WRITTEN TASK:
Tally the lines in the records underneath that contain the string "租国营公司的车合算", and state the figure by itself.

RECORDS TO USE:

<<<<

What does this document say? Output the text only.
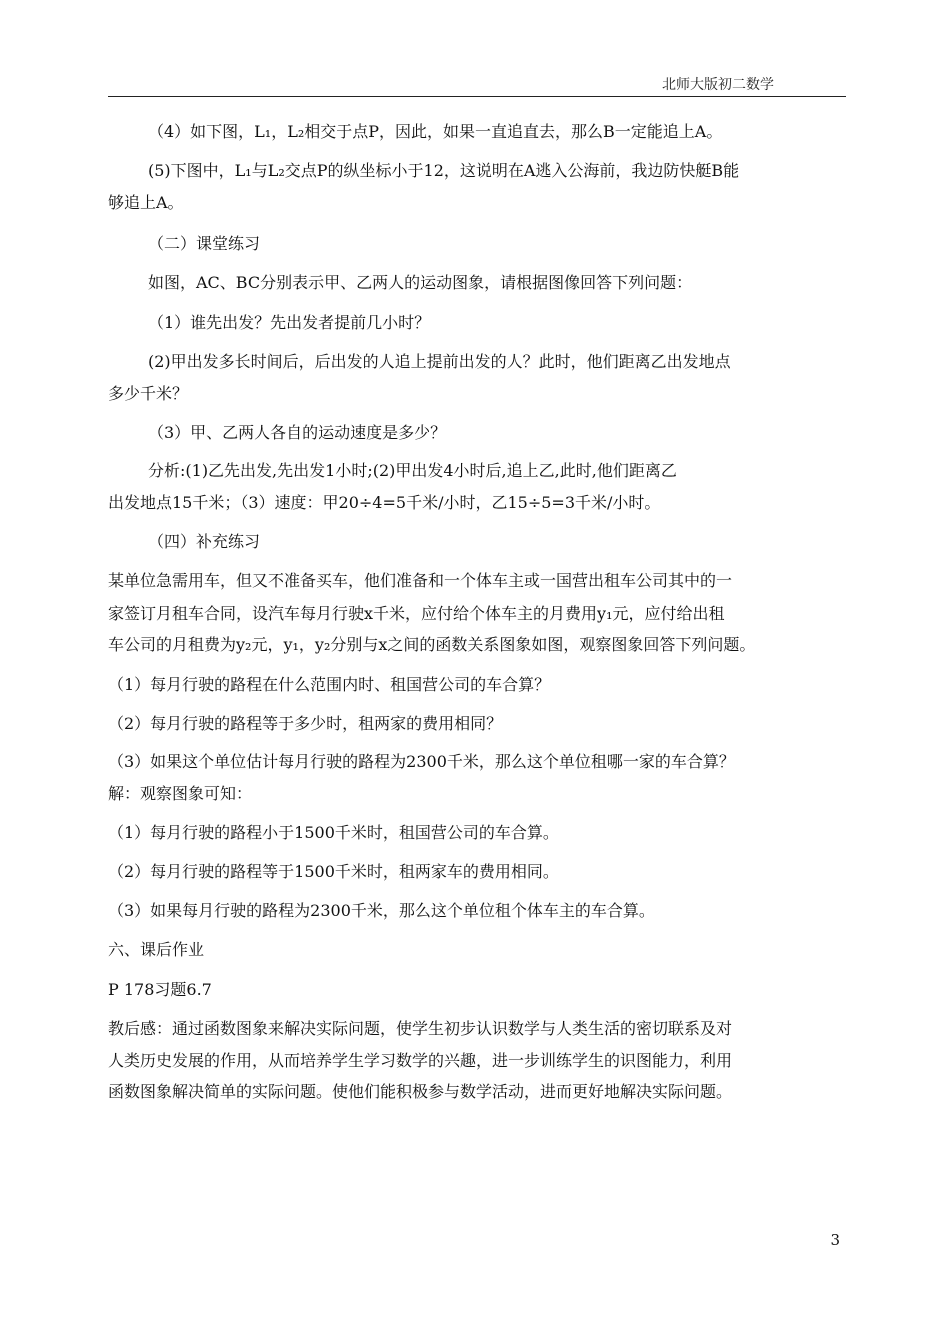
北师大版初二数学
（4）如下图，L₁，L₂相交于点P，因此，如果一直追直去，那么B一定能追上A。
(5)下图中，L₁与L₂交点P的纵坐标小于12，这说明在A逃入公海前，我边防快艇B能
够追上A。
（二）课堂练习
如图，AC、BC分别表示甲、乙两人的运动图象，请根据图像回答下列问题：
（1）谁先出发？先出发者提前几小时？
(2)甲出发多长时间后，后出发的人追上提前出发的人？此时，他们距离乙出发地点
多少千米？
（3）甲、乙两人各自的运动速度是多少？
分析:(1)乙先出发,先出发1小时;(2)甲出发4小时后,追上乙,此时,他们距离乙
出发地点15千米；（3）速度：甲20÷4=5千米/小时，乙15÷5=3千米/小时。
（四）补充练习
某单位急需用车，但又不准备买车，他们准备和一个体车主或一国营出租车公司其中的一
家签订月租车合同，设汽车每月行驶x千米，应付给个体车主的月费用y₁元，应付给出租
车公司的月租费为y₂元，y₁，y₂分别与x之间的函数关系图象如图，观察图象回答下列问题。
（1）每月行驶的路程在什么范围内时、租国营公司的车合算？
（2）每月行驶的路程等于多少时，租两家的费用相同？
（3）如果这个单位估计每月行驶的路程为2300千米，那么这个单位租哪一家的车合算？
解：观察图象可知：
（1）每月行驶的路程小于1500千米时，租国营公司的车合算。
（2）每月行驶的路程等于1500千米时，租两家车的费用相同。
（3）如果每月行驶的路程为2300千米，那么这个单位租个体车主的车合算。
六、课后作业
P 178习题6.7
教后感：通过函数图象来解决实际问题，使学生初步认识数学与人类生活的密切联系及对
人类历史发展的作用，从而培养学生学习数学的兴趣，进一步训练学生的识图能力，利用
函数图象解决简单的实际问题。使他们能积极参与数学活动，进而更好地解决实际问题。
3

>>>>

CORRECT RESPONSE:
2